DESCRIPTION OF THE TASK => Set down, in full, every record in the block.

--- start ---

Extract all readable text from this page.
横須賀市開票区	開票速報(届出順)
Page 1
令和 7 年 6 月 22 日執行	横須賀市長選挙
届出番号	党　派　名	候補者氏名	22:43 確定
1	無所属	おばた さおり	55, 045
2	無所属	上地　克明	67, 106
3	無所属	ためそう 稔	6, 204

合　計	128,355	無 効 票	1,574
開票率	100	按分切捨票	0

--- end ---

SOLUTION FOR THIS TASK =>
Extract all readable text from this page.
横須賀市開票区	開票速報(届出順)
Page 1
令和 7 年 6 月 22 日執行	横須賀市長選挙
届出番号	党　派　名	候補者氏名	22:43 確定
1	無所属	おばた さおり	55, 045
2	無所属	上地　克明	67, 106
3	無所属	ためそう 稔	6, 204

合　計	128,355	無 効 票	1,574
開票率	100	按分切捨票	0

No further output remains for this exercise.